> AIM
In the entries below, find every line holding the string "product" and collect it.

(Stored data entries)

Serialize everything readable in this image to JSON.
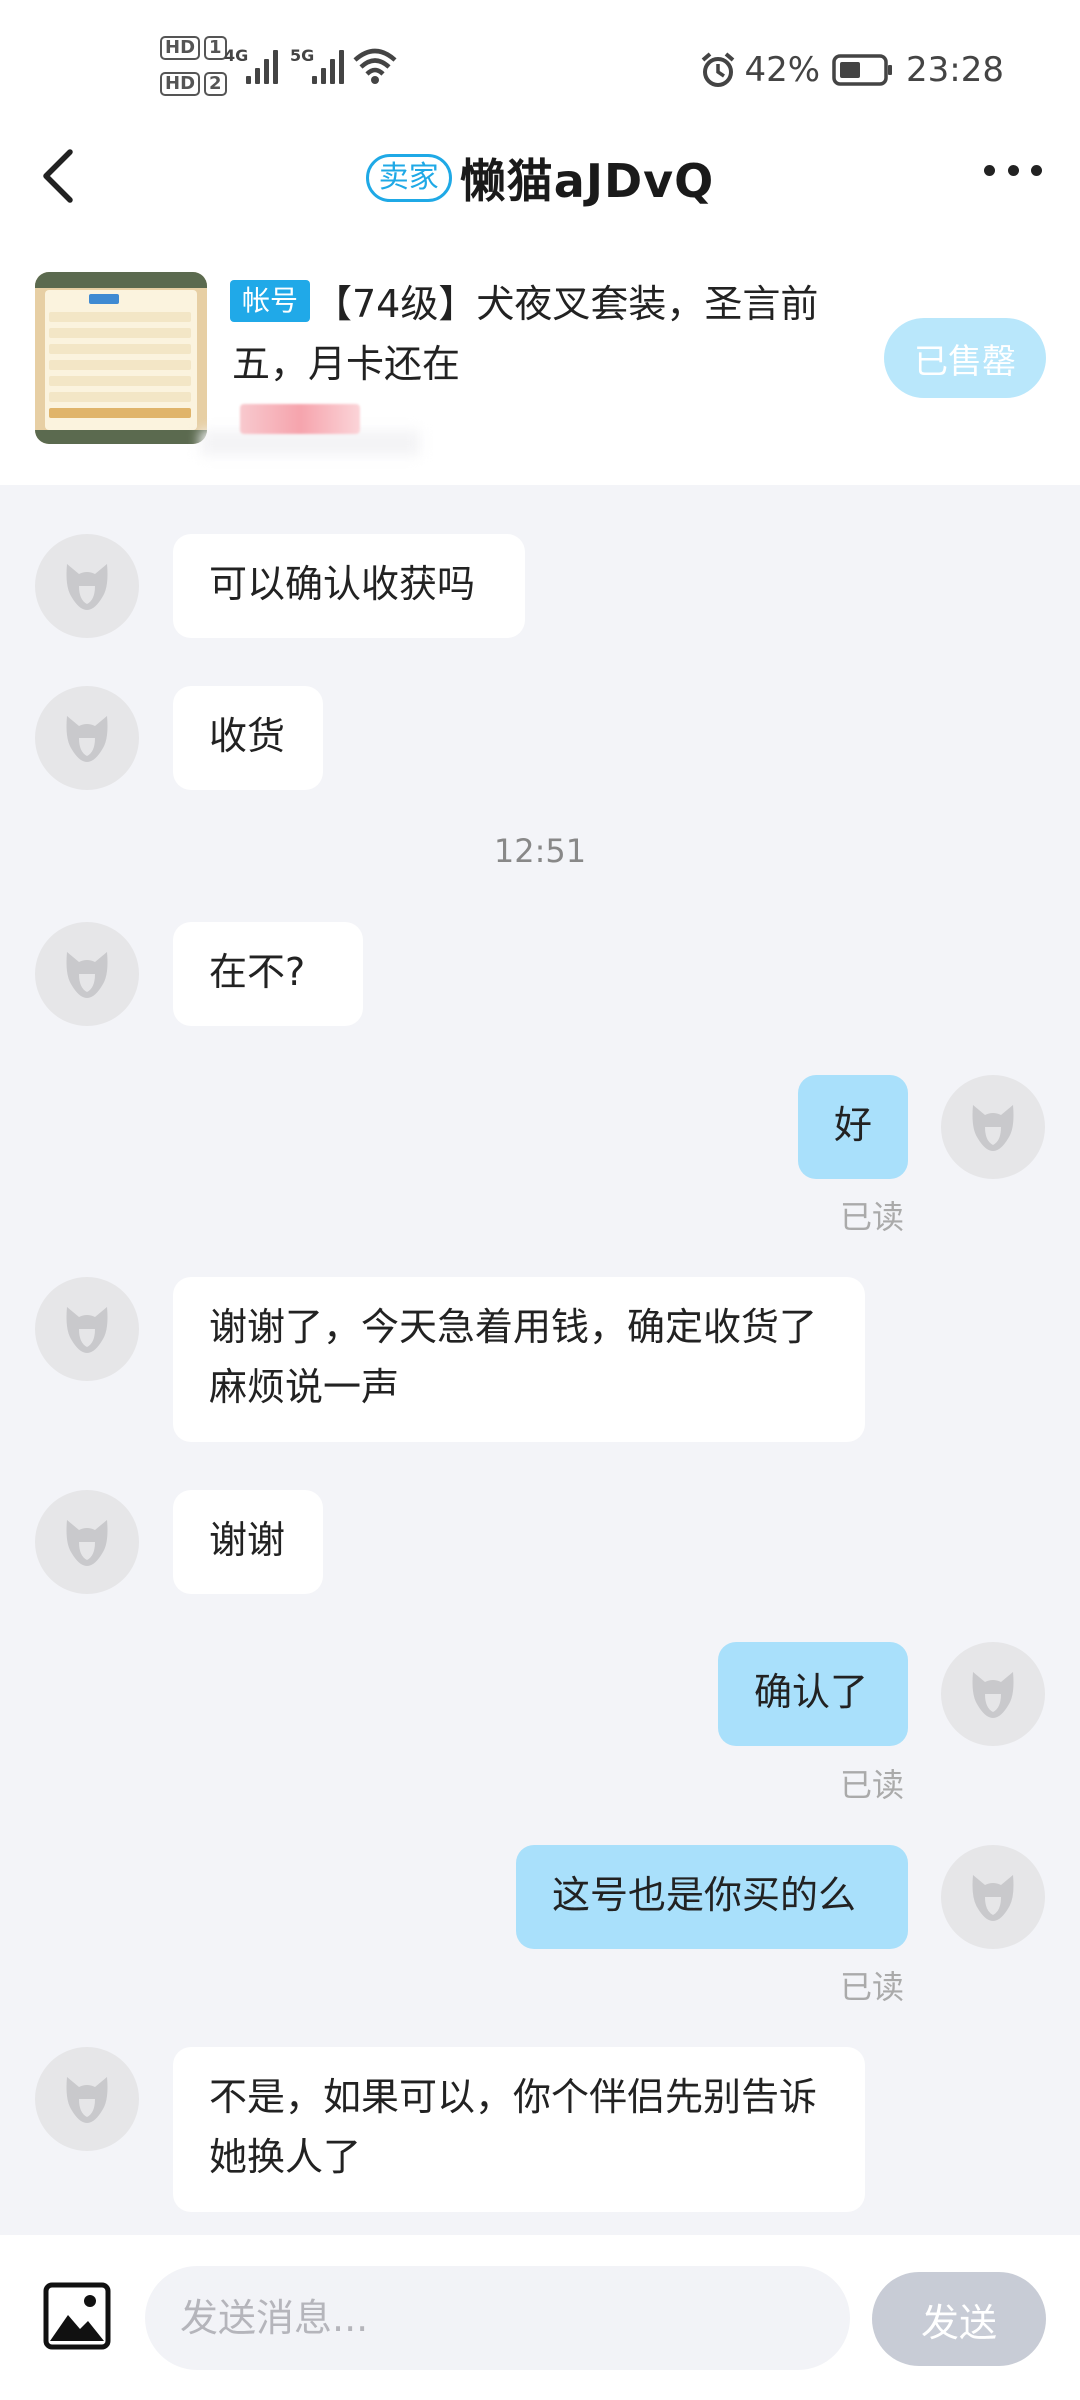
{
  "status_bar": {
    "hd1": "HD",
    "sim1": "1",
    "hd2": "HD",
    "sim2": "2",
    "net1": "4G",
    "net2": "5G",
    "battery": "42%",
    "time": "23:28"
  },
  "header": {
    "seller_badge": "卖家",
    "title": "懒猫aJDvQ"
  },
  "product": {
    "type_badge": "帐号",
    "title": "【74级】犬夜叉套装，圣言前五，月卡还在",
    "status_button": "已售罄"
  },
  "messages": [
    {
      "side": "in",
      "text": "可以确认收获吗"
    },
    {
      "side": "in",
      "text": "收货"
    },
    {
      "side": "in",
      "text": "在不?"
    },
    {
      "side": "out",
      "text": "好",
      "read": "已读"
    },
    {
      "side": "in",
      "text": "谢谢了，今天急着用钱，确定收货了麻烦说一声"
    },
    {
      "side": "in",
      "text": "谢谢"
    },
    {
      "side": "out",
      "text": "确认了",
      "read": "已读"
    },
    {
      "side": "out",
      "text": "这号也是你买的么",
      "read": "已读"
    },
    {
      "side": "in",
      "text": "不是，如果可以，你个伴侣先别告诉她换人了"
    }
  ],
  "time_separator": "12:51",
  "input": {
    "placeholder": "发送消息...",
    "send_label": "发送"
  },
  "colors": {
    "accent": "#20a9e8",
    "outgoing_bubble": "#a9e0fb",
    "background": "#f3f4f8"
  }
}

...

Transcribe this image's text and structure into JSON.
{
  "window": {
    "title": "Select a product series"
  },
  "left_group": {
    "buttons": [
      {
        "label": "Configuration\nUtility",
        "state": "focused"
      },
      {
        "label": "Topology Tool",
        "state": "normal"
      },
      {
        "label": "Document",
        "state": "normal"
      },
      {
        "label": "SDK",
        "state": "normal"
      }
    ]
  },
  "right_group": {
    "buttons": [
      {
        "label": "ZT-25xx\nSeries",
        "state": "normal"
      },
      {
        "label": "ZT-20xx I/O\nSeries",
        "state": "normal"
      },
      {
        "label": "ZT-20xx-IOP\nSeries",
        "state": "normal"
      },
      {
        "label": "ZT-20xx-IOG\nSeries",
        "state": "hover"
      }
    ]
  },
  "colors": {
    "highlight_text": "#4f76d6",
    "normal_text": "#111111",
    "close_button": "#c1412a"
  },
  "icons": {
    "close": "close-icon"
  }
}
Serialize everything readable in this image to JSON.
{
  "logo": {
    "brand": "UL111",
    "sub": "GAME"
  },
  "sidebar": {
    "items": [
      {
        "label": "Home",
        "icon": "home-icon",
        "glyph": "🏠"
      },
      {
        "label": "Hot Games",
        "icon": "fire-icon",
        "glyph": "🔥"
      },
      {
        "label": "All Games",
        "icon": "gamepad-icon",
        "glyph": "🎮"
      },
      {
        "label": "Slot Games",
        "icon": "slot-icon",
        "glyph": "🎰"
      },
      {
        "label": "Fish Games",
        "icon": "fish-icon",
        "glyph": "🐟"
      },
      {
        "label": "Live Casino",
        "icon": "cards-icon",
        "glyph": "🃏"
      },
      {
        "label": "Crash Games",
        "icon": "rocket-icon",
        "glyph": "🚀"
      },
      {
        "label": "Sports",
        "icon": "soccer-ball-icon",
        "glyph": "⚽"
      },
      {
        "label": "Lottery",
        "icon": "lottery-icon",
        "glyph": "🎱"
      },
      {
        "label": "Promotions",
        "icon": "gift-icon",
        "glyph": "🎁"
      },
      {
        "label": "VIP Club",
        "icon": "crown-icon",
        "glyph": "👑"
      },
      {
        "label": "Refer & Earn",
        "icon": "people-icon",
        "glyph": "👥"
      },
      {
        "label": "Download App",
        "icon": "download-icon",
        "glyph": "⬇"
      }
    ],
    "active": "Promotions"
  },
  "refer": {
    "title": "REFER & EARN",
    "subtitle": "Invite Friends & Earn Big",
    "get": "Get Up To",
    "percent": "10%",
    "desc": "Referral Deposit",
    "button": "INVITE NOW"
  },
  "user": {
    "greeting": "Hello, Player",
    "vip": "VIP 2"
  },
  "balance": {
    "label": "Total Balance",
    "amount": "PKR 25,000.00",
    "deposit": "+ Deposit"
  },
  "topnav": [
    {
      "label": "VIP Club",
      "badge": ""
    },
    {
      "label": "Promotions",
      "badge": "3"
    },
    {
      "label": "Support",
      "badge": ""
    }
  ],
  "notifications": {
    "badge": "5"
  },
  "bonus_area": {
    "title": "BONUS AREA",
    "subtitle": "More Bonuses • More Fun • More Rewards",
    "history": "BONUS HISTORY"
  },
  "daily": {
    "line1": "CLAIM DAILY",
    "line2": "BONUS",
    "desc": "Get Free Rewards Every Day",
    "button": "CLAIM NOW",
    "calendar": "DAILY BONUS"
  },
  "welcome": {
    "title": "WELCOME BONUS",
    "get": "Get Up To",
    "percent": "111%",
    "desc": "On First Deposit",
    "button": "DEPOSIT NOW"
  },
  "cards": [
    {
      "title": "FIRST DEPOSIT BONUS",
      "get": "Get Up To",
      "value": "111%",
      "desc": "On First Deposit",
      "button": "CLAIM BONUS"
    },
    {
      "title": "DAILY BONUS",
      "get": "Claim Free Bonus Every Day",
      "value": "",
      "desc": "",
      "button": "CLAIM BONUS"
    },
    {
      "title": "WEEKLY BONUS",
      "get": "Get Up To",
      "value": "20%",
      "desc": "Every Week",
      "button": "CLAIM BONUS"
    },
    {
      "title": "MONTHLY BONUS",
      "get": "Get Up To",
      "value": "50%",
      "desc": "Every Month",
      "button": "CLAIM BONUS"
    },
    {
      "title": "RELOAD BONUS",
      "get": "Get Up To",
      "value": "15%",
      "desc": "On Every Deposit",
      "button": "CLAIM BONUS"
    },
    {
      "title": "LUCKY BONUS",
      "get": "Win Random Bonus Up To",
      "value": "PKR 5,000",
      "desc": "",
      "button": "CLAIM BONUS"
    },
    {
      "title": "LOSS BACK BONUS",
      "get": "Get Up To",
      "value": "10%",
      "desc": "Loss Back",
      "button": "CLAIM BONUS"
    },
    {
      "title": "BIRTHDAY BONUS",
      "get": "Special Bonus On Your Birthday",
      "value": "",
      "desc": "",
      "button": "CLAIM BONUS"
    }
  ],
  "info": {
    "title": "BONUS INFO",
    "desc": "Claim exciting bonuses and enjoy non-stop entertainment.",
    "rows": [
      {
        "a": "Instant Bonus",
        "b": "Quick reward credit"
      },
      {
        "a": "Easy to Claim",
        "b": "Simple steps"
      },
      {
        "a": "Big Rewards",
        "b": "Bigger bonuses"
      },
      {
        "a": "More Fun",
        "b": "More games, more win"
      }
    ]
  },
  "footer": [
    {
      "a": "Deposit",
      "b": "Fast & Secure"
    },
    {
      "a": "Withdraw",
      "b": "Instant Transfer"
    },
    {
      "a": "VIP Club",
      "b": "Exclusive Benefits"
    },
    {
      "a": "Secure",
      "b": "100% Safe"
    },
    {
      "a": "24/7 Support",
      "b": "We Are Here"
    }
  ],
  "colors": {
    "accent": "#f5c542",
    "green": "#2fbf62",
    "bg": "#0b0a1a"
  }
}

> FINAL RESULT
  "product": {
    "title": "Select a product series"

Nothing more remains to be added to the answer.